## Start Records shown
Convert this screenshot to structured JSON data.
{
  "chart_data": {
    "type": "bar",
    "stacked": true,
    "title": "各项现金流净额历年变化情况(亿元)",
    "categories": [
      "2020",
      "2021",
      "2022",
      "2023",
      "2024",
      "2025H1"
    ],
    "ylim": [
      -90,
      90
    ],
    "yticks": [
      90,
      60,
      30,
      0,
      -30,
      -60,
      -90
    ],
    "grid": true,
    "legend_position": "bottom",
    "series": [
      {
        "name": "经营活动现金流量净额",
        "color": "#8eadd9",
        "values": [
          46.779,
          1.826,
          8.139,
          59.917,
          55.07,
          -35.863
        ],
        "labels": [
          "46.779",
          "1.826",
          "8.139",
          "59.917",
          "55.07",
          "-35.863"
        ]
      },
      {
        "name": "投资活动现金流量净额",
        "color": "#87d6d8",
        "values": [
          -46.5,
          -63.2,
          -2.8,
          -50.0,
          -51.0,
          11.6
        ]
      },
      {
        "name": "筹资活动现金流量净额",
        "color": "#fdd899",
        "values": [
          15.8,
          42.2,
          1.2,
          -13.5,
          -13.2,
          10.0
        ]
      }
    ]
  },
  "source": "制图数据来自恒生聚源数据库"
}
## End Records shown
## Start Records shown
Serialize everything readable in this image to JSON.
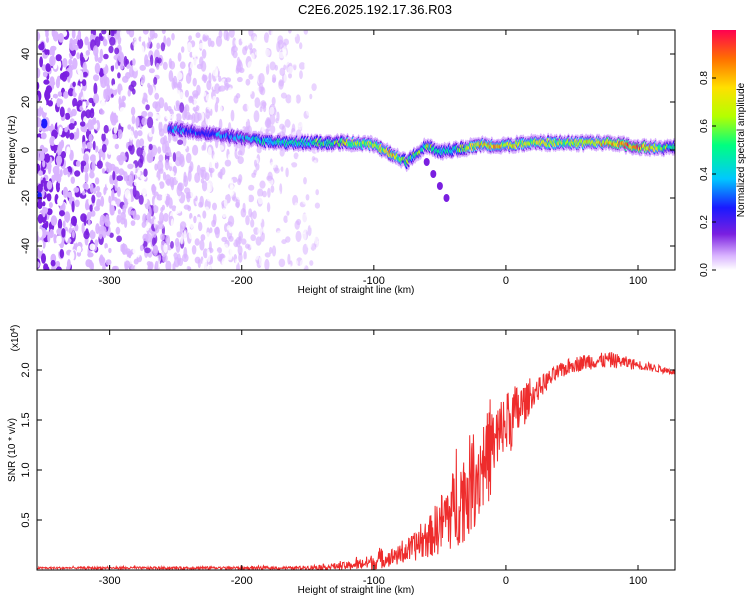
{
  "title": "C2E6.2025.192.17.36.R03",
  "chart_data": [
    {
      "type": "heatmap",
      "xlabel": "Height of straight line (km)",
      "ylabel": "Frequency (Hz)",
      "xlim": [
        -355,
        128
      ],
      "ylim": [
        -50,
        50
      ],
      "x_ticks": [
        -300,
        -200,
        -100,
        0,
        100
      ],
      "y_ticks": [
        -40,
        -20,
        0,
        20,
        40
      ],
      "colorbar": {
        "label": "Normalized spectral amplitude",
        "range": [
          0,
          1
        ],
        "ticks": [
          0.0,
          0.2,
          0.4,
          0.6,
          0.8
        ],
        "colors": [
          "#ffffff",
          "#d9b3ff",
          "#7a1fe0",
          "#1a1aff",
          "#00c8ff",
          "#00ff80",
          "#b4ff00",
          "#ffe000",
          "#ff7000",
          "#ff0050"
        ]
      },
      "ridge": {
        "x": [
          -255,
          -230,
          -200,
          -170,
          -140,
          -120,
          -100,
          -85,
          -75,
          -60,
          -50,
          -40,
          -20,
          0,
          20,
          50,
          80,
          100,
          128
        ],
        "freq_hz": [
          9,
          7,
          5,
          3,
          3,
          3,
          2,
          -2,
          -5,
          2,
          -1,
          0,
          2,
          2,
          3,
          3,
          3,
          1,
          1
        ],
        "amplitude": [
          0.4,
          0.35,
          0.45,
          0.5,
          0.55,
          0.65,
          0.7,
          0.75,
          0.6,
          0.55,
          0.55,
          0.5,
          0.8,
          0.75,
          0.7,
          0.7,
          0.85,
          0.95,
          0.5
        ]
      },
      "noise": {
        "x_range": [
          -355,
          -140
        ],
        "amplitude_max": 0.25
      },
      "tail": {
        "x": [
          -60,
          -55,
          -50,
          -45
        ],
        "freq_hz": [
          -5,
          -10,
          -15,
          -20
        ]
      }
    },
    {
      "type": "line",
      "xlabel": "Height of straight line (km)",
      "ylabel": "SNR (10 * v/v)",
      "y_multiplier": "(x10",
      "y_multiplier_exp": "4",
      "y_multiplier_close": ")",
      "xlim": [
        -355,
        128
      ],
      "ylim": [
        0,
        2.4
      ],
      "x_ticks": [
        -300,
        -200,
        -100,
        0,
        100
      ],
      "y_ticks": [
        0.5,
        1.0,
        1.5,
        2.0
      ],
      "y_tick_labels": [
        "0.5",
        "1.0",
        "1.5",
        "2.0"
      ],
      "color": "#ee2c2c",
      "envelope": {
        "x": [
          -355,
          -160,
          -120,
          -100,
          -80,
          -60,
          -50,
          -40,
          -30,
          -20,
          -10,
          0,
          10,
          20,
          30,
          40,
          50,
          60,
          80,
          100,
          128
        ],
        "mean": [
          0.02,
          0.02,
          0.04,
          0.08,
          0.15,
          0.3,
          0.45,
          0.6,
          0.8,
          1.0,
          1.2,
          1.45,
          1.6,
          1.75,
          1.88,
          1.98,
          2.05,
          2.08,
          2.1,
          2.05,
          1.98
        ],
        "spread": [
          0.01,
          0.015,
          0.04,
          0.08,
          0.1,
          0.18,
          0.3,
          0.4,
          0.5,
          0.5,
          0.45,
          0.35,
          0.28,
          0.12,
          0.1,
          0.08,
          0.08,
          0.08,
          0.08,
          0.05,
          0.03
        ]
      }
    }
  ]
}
## End Records shown
* **Written request**
Where a line in the entries holds "this", copy that line.

* **The solution**
Convert this screenshot to structured JSON data.
Serialize everything readable in this image to JSON.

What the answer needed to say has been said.